▶ [THE PROBLEM]: From the listing that follows, extract every line and set it down unaltered.

────────────────

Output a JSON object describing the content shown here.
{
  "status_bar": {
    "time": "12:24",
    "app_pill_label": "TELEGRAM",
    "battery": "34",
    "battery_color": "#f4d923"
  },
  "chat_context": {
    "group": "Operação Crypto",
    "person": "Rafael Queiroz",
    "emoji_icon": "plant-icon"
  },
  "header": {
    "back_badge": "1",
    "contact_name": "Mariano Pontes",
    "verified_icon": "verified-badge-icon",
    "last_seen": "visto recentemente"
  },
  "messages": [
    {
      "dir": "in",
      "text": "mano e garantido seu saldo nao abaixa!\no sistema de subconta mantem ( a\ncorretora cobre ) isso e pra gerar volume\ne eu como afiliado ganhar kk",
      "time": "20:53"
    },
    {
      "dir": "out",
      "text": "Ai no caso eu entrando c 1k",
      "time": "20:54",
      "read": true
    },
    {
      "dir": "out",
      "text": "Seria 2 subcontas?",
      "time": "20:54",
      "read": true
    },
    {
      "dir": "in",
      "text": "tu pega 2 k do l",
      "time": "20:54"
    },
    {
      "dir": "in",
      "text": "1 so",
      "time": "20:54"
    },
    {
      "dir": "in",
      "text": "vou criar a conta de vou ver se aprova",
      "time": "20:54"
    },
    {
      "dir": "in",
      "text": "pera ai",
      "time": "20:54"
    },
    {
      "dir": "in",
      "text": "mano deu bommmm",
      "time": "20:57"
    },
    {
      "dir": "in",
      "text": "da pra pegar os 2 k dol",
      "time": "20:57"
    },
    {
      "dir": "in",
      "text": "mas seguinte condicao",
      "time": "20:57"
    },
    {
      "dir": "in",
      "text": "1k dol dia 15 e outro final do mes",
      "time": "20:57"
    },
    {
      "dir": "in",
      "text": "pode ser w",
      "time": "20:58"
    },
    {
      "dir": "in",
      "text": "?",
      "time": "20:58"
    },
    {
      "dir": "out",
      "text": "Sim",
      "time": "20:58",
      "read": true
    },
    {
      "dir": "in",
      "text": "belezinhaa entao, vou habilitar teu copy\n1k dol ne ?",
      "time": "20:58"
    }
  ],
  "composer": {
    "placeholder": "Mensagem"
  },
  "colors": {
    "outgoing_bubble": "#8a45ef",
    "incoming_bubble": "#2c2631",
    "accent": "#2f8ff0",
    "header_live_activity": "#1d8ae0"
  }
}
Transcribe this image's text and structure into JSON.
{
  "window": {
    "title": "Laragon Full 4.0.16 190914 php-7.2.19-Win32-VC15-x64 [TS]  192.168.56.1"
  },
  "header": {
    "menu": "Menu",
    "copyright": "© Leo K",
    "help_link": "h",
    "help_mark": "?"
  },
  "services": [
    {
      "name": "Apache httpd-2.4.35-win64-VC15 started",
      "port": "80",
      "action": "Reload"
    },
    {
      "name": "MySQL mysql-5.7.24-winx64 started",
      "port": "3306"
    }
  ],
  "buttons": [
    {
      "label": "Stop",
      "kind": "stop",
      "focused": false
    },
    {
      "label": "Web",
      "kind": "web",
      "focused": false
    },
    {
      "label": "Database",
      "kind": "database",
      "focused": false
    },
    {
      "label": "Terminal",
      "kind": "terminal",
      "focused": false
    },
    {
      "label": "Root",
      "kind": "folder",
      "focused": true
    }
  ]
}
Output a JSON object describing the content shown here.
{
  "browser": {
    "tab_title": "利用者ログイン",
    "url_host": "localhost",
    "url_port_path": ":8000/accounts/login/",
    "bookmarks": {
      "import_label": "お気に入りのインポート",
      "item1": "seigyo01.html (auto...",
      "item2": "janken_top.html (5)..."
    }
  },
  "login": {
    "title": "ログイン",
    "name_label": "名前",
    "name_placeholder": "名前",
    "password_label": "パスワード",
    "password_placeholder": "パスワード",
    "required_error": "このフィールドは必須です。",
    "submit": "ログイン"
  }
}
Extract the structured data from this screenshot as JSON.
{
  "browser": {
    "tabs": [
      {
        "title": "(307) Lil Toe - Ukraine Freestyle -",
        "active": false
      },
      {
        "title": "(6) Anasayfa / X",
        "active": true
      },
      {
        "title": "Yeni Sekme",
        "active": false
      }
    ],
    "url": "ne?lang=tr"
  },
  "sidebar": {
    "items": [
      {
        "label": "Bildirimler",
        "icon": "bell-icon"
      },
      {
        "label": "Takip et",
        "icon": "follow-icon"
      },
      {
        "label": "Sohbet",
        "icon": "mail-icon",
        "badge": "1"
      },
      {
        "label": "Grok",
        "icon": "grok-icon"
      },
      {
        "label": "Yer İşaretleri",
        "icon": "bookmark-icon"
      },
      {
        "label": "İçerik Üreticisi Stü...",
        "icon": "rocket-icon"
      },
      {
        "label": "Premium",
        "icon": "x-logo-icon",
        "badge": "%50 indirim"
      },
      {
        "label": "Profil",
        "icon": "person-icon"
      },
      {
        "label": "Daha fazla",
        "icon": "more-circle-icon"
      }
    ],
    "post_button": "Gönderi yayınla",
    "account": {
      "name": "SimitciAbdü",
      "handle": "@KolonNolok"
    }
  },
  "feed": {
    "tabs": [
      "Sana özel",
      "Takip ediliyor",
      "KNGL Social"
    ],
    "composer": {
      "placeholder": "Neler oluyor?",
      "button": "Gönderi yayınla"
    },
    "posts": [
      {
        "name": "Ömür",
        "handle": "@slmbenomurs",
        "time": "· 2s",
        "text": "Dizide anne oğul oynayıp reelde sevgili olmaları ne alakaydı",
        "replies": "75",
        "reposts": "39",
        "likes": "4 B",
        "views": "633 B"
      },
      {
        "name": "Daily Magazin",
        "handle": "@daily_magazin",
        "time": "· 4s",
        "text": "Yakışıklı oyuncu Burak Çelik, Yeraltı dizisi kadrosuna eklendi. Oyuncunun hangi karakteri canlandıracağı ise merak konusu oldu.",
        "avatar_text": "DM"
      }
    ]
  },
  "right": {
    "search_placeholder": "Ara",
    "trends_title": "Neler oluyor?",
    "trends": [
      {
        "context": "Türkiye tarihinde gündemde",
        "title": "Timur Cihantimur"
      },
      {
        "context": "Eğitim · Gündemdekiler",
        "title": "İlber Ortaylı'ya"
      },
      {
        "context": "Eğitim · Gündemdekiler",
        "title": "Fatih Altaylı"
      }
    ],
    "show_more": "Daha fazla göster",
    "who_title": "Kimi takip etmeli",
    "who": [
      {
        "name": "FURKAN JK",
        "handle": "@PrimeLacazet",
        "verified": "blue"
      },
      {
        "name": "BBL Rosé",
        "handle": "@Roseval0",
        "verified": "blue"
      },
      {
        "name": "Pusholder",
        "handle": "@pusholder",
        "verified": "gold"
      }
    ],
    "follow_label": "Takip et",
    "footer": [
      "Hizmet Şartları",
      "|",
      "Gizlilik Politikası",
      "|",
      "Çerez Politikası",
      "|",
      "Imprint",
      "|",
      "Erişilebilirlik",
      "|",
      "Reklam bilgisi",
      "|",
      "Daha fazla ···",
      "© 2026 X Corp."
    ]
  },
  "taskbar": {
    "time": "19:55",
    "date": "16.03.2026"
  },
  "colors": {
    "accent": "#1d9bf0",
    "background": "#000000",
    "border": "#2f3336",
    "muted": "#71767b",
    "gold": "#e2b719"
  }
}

────────────────

▶ [FINAL RESULT]:
Output a JSON object describing the content shown here.
{
  "status_bar": {
    "time": "12:24",
    "app_pill_label": "TELEGRAM",
    "battery": "34",
    "battery_color": "#f4d923"
  },
  "chat_context": {
    "group": "Operação Crypto",
    "person": "Rafael Queiroz",
    "emoji_icon": "plant-icon"
  },
  "header": {
    "back_badge": "1",
    "contact_name": "Mariano Pontes",
    "verified_icon": "verified-badge-icon",
    "last_seen": "visto recentemente"
  },
  "messages": [
    {
      "dir": "in",
      "text": "mano e garantido seu saldo nao abaixa!\no sistema de subconta mantem ( a\ncorretora cobre ) isso e pra gerar volume\ne eu como afiliado ganhar kk",
      "time": "20:53"
    },
    {
      "dir": "out",
      "text": "Ai no caso eu entrando c 1k",
      "time": "20:54",
      "read": true
    },
    {
      "dir": "out",
      "text": "Seria 2 subcontas?",
      "time": "20:54",
      "read": true
    },
    {
      "dir": "in",
      "text": "tu pega 2 k do l",
      "time": "20:54"
    },
    {
      "dir": "in",
      "text": "1 so",
      "time": "20:54"
    },
    {
      "dir": "in",
      "text": "vou criar a conta de vou ver se aprova",
      "time": "20:54"
    },
    {
      "dir": "in",
      "text": "pera ai",
      "time": "20:54"
    },
    {
      "dir": "in",
      "text": "mano deu bommmm",
      "time": "20:57"
    },
    {
      "dir": "in",
      "text": "da pra pegar os 2 k dol",
      "time": "20:57"
    },
    {
      "dir": "in",
      "text": "mas seguinte condicao",
      "time": "20:57"
    },
    {
      "dir": "in",
      "text": "1k dol dia 15 e outro final do mes",
      "time": "20:57"
    },
    {
      "dir": "in",
      "text": "pode ser w",
      "time": "20:58"
    },
    {
      "dir": "in",
      "text": "?",
      "time": "20:58"
    },
    {
      "dir": "out",
      "text": "Sim",
      "time": "20:58",
      "read": true
    },
    {
      "dir": "in",
      "text": "belezinhaa entao, vou habilitar teu copy\n1k dol ne ?",
      "time": "20:58"
    }
  ],
  "composer": {
    "placeholder": "Mensagem"
  },
  "colors": {
    "outgoing_bubble": "#8a45ef",
    "incoming_bubble": "#2c2631",
    "accent": "#2f8ff0",
    "header_live_activity": "#1d8ae0"
  }
}
Transcribe this image's text and structure into JSON.
{
  "window": {
    "title": "Laragon Full 4.0.16 190914 php-7.2.19-Win32-VC15-x64 [TS]  192.168.56.1"
  },
  "header": {
    "menu": "Menu",
    "copyright": "© Leo K",
    "help_link": "h",
    "help_mark": "?"
  },
  "services": [
    {
      "name": "Apache httpd-2.4.35-win64-VC15 started",
      "port": "80",
      "action": "Reload"
    },
    {
      "name": "MySQL mysql-5.7.24-winx64 started",
      "port": "3306"
    }
  ],
  "buttons": [
    {
      "label": "Stop",
      "kind": "stop",
      "focused": false
    },
    {
      "label": "Web",
      "kind": "web",
      "focused": false
    },
    {
      "label": "Database",
      "kind": "database",
      "focused": false
    },
    {
      "label": "Terminal",
      "kind": "terminal",
      "focused": false
    },
    {
      "label": "Root",
      "kind": "folder",
      "focused": true
    }
  ]
}
Output a JSON object describing the content shown here.
{
  "browser": {
    "tab_title": "利用者ログイン",
    "url_host": "localhost",
    "url_port_path": ":8000/accounts/login/",
    "bookmarks": {
      "import_label": "お気に入りのインポート",
      "item1": "seigyo01.html (auto...",
      "item2": "janken_top.html (5)..."
    }
  },
  "login": {
    "title": "ログイン",
    "name_label": "名前",
    "name_placeholder": "名前",
    "password_label": "パスワード",
    "password_placeholder": "パスワード",
    "required_error": "このフィールドは必須です。",
    "submit": "ログイン"
  }
}
Extract the structured data from this screenshot as JSON.
{
  "browser": {
    "tabs": [
      {
        "title": "(307) Lil Toe - Ukraine Freestyle -",
        "active": false
      },
      {
        "title": "(6) Anasayfa / X",
        "active": true
      },
      {
        "title": "Yeni Sekme",
        "active": false
      }
    ],
    "url": "ne?lang=tr"
  },
  "sidebar": {
    "items": [
      {
        "label": "Bildirimler",
        "icon": "bell-icon"
      },
      {
        "label": "Takip et",
        "icon": "follow-icon"
      },
      {
        "label": "Sohbet",
        "icon": "mail-icon",
        "badge": "1"
      },
      {
        "label": "Grok",
        "icon": "grok-icon"
      },
      {
        "label": "Yer İşaretleri",
        "icon": "bookmark-icon"
      },
      {
        "label": "İçerik Üreticisi Stü...",
        "icon": "rocket-icon"
      },
      {
        "label": "Premium",
        "icon": "x-logo-icon",
        "badge": "%50 indirim"
      },
      {
        "label": "Profil",
        "icon": "person-icon"
      },
      {
        "label": "Daha fazla",
        "icon": "more-circle-icon"
      }
    ],
    "post_button": "Gönderi yayınla",
    "account": {
      "name": "SimitciAbdü",
      "handle": "@KolonNolok"
    }
  },
  "feed": {
    "tabs": [
      "Sana özel",
      "Takip ediliyor",
      "KNGL Social"
    ],
    "composer": {
      "placeholder": "Neler oluyor?",
      "button": "Gönderi yayınla"
    },
    "posts": [
      {
        "name": "Ömür",
        "handle": "@slmbenomurs",
        "time": "· 2s",
        "text": "Dizide anne oğul oynayıp reelde sevgili olmaları ne alakaydı",
        "replies": "75",
        "reposts": "39",
        "likes": "4 B",
        "views": "633 B"
      },
      {
        "name": "Daily Magazin",
        "handle": "@daily_magazin",
        "time": "· 4s",
        "text": "Yakışıklı oyuncu Burak Çelik, Yeraltı dizisi kadrosuna eklendi. Oyuncunun hangi karakteri canlandıracağı ise merak konusu oldu.",
        "avatar_text": "DM"
      }
    ]
  },
  "right": {
    "search_placeholder": "Ara",
    "trends_title": "Neler oluyor?",
    "trends": [
      {
        "context": "Türkiye tarihinde gündemde",
        "title": "Timur Cihantimur"
      },
      {
        "context": "Eğitim · Gündemdekiler",
        "title": "İlber Ortaylı'ya"
      },
      {
        "context": "Eğitim · Gündemdekiler",
        "title": "Fatih Altaylı"
      }
    ],
    "show_more": "Daha fazla göster",
    "who_title": "Kimi takip etmeli",
    "who": [
      {
        "name": "FURKAN JK",
        "handle": "@PrimeLacazet",
        "verified": "blue"
      },
      {
        "name": "BBL Rosé",
        "handle": "@Roseval0",
        "verified": "blue"
      },
      {
        "name": "Pusholder",
        "handle": "@pusholder",
        "verified": "gold"
      }
    ],
    "follow_label": "Takip et",
    "footer": [
      "Hizmet Şartları",
      "|",
      "Gizlilik Politikası",
      "|",
      "Çerez Politikası",
      "|",
      "Imprint",
      "|",
      "Erişilebilirlik",
      "|",
      "Reklam bilgisi",
      "|",
      "Daha fazla ···",
      "© 2026 X Corp."
    ]
  },
  "taskbar": {
    "time": "19:55",
    "date": "16.03.2026"
  },
  "colors": {
    "accent": "#1d9bf0",
    "background": "#000000",
    "border": "#2f3336",
    "muted": "#71767b",
    "gold": "#e2b719"
  }
}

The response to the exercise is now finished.